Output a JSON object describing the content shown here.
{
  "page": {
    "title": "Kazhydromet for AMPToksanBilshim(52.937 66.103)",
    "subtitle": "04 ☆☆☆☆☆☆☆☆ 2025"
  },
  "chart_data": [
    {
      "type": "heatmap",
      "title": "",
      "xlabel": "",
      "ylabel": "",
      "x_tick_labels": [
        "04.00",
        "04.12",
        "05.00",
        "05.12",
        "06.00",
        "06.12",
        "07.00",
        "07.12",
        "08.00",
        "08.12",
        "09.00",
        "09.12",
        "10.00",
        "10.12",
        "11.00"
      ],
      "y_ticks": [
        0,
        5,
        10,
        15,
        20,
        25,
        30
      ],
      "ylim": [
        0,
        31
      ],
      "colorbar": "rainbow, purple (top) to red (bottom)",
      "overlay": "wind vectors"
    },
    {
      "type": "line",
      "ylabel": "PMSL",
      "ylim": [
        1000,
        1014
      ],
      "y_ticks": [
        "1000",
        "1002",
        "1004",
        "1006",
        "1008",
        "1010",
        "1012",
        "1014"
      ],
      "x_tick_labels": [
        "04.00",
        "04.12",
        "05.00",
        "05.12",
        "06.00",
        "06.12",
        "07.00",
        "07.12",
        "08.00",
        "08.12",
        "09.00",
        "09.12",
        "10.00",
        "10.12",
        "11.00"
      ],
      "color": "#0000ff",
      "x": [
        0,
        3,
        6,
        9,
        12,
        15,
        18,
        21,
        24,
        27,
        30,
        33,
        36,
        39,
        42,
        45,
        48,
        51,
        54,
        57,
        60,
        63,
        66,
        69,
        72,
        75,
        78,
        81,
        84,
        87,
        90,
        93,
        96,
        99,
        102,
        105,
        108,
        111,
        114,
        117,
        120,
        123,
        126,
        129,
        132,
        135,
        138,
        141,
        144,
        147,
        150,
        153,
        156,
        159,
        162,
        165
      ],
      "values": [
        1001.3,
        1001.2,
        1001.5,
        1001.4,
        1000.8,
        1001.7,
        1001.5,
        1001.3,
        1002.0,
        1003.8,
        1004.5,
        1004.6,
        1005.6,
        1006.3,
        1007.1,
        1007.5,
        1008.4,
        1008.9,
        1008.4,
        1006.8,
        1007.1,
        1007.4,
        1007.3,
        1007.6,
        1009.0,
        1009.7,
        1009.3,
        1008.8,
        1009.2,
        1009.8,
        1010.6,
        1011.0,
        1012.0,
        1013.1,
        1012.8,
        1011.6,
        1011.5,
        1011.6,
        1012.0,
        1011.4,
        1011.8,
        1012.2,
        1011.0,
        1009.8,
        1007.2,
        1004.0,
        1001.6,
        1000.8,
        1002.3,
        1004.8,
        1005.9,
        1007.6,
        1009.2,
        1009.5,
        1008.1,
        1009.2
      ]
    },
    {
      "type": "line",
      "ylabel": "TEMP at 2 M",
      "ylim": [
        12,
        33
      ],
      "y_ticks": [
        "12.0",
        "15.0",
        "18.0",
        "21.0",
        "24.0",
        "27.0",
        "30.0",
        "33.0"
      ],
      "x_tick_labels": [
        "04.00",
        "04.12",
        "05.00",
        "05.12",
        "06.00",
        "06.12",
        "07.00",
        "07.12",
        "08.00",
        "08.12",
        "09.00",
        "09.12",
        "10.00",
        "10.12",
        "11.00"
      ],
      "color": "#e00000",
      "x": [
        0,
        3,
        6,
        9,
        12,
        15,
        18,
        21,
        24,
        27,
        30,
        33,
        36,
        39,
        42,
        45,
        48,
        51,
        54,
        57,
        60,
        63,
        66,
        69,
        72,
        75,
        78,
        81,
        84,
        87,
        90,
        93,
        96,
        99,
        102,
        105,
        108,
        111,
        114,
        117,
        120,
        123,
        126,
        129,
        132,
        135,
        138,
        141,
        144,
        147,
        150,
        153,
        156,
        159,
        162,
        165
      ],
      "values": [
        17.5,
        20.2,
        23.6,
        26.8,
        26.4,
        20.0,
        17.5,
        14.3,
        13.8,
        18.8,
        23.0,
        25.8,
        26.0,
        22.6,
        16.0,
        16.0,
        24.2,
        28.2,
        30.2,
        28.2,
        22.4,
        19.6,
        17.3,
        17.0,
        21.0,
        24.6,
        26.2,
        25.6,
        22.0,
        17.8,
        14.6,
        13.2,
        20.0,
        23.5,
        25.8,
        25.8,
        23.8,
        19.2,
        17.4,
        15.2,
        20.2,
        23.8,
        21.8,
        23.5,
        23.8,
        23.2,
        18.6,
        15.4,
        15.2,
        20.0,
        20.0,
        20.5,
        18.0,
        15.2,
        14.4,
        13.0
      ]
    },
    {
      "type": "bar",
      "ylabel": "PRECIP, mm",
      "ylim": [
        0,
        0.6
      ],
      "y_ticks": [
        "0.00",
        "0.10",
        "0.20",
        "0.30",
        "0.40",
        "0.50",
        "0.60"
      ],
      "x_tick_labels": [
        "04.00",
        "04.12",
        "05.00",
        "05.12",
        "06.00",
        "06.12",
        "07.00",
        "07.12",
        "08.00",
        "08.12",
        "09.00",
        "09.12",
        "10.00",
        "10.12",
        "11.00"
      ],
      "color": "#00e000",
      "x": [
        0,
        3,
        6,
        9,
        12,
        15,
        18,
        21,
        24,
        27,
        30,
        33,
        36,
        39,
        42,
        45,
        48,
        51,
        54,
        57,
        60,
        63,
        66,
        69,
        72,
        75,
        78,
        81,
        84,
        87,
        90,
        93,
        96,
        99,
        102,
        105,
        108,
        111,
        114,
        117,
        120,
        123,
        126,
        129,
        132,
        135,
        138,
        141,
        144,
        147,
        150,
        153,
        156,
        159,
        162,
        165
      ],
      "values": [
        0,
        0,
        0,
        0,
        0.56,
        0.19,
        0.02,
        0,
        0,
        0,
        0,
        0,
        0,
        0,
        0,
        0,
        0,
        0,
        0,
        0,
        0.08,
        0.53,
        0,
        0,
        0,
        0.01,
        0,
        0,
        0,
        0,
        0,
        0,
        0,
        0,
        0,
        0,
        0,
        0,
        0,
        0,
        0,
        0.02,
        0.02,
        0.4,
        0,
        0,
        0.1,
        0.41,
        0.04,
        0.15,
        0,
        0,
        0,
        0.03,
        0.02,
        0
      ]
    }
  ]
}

* **Stated task**: Write the entries again, exactly as they stand.

* **The answer**:
Output a JSON object describing the content shown here.
{
  "page": {
    "title": "Kazhydromet for AMPToksanBilshim(52.937 66.103)",
    "subtitle": "04 ☆☆☆☆☆☆☆☆ 2025"
  },
  "chart_data": [
    {
      "type": "heatmap",
      "title": "",
      "xlabel": "",
      "ylabel": "",
      "x_tick_labels": [
        "04.00",
        "04.12",
        "05.00",
        "05.12",
        "06.00",
        "06.12",
        "07.00",
        "07.12",
        "08.00",
        "08.12",
        "09.00",
        "09.12",
        "10.00",
        "10.12",
        "11.00"
      ],
      "y_ticks": [
        0,
        5,
        10,
        15,
        20,
        25,
        30
      ],
      "ylim": [
        0,
        31
      ],
      "colorbar": "rainbow, purple (top) to red (bottom)",
      "overlay": "wind vectors"
    },
    {
      "type": "line",
      "ylabel": "PMSL",
      "ylim": [
        1000,
        1014
      ],
      "y_ticks": [
        "1000",
        "1002",
        "1004",
        "1006",
        "1008",
        "1010",
        "1012",
        "1014"
      ],
      "x_tick_labels": [
        "04.00",
        "04.12",
        "05.00",
        "05.12",
        "06.00",
        "06.12",
        "07.00",
        "07.12",
        "08.00",
        "08.12",
        "09.00",
        "09.12",
        "10.00",
        "10.12",
        "11.00"
      ],
      "color": "#0000ff",
      "x": [
        0,
        3,
        6,
        9,
        12,
        15,
        18,
        21,
        24,
        27,
        30,
        33,
        36,
        39,
        42,
        45,
        48,
        51,
        54,
        57,
        60,
        63,
        66,
        69,
        72,
        75,
        78,
        81,
        84,
        87,
        90,
        93,
        96,
        99,
        102,
        105,
        108,
        111,
        114,
        117,
        120,
        123,
        126,
        129,
        132,
        135,
        138,
        141,
        144,
        147,
        150,
        153,
        156,
        159,
        162,
        165
      ],
      "values": [
        1001.3,
        1001.2,
        1001.5,
        1001.4,
        1000.8,
        1001.7,
        1001.5,
        1001.3,
        1002.0,
        1003.8,
        1004.5,
        1004.6,
        1005.6,
        1006.3,
        1007.1,
        1007.5,
        1008.4,
        1008.9,
        1008.4,
        1006.8,
        1007.1,
        1007.4,
        1007.3,
        1007.6,
        1009.0,
        1009.7,
        1009.3,
        1008.8,
        1009.2,
        1009.8,
        1010.6,
        1011.0,
        1012.0,
        1013.1,
        1012.8,
        1011.6,
        1011.5,
        1011.6,
        1012.0,
        1011.4,
        1011.8,
        1012.2,
        1011.0,
        1009.8,
        1007.2,
        1004.0,
        1001.6,
        1000.8,
        1002.3,
        1004.8,
        1005.9,
        1007.6,
        1009.2,
        1009.5,
        1008.1,
        1009.2
      ]
    },
    {
      "type": "line",
      "ylabel": "TEMP at 2 M",
      "ylim": [
        12,
        33
      ],
      "y_ticks": [
        "12.0",
        "15.0",
        "18.0",
        "21.0",
        "24.0",
        "27.0",
        "30.0",
        "33.0"
      ],
      "x_tick_labels": [
        "04.00",
        "04.12",
        "05.00",
        "05.12",
        "06.00",
        "06.12",
        "07.00",
        "07.12",
        "08.00",
        "08.12",
        "09.00",
        "09.12",
        "10.00",
        "10.12",
        "11.00"
      ],
      "color": "#e00000",
      "x": [
        0,
        3,
        6,
        9,
        12,
        15,
        18,
        21,
        24,
        27,
        30,
        33,
        36,
        39,
        42,
        45,
        48,
        51,
        54,
        57,
        60,
        63,
        66,
        69,
        72,
        75,
        78,
        81,
        84,
        87,
        90,
        93,
        96,
        99,
        102,
        105,
        108,
        111,
        114,
        117,
        120,
        123,
        126,
        129,
        132,
        135,
        138,
        141,
        144,
        147,
        150,
        153,
        156,
        159,
        162,
        165
      ],
      "values": [
        17.5,
        20.2,
        23.6,
        26.8,
        26.4,
        20.0,
        17.5,
        14.3,
        13.8,
        18.8,
        23.0,
        25.8,
        26.0,
        22.6,
        16.0,
        16.0,
        24.2,
        28.2,
        30.2,
        28.2,
        22.4,
        19.6,
        17.3,
        17.0,
        21.0,
        24.6,
        26.2,
        25.6,
        22.0,
        17.8,
        14.6,
        13.2,
        20.0,
        23.5,
        25.8,
        25.8,
        23.8,
        19.2,
        17.4,
        15.2,
        20.2,
        23.8,
        21.8,
        23.5,
        23.8,
        23.2,
        18.6,
        15.4,
        15.2,
        20.0,
        20.0,
        20.5,
        18.0,
        15.2,
        14.4,
        13.0
      ]
    },
    {
      "type": "bar",
      "ylabel": "PRECIP, mm",
      "ylim": [
        0,
        0.6
      ],
      "y_ticks": [
        "0.00",
        "0.10",
        "0.20",
        "0.30",
        "0.40",
        "0.50",
        "0.60"
      ],
      "x_tick_labels": [
        "04.00",
        "04.12",
        "05.00",
        "05.12",
        "06.00",
        "06.12",
        "07.00",
        "07.12",
        "08.00",
        "08.12",
        "09.00",
        "09.12",
        "10.00",
        "10.12",
        "11.00"
      ],
      "color": "#00e000",
      "x": [
        0,
        3,
        6,
        9,
        12,
        15,
        18,
        21,
        24,
        27,
        30,
        33,
        36,
        39,
        42,
        45,
        48,
        51,
        54,
        57,
        60,
        63,
        66,
        69,
        72,
        75,
        78,
        81,
        84,
        87,
        90,
        93,
        96,
        99,
        102,
        105,
        108,
        111,
        114,
        117,
        120,
        123,
        126,
        129,
        132,
        135,
        138,
        141,
        144,
        147,
        150,
        153,
        156,
        159,
        162,
        165
      ],
      "values": [
        0,
        0,
        0,
        0,
        0.56,
        0.19,
        0.02,
        0,
        0,
        0,
        0,
        0,
        0,
        0,
        0,
        0,
        0,
        0,
        0,
        0,
        0.08,
        0.53,
        0,
        0,
        0,
        0.01,
        0,
        0,
        0,
        0,
        0,
        0,
        0,
        0,
        0,
        0,
        0,
        0,
        0,
        0,
        0,
        0.02,
        0.02,
        0.4,
        0,
        0,
        0.1,
        0.41,
        0.04,
        0.15,
        0,
        0,
        0,
        0.03,
        0.02,
        0
      ]
    }
  ]
}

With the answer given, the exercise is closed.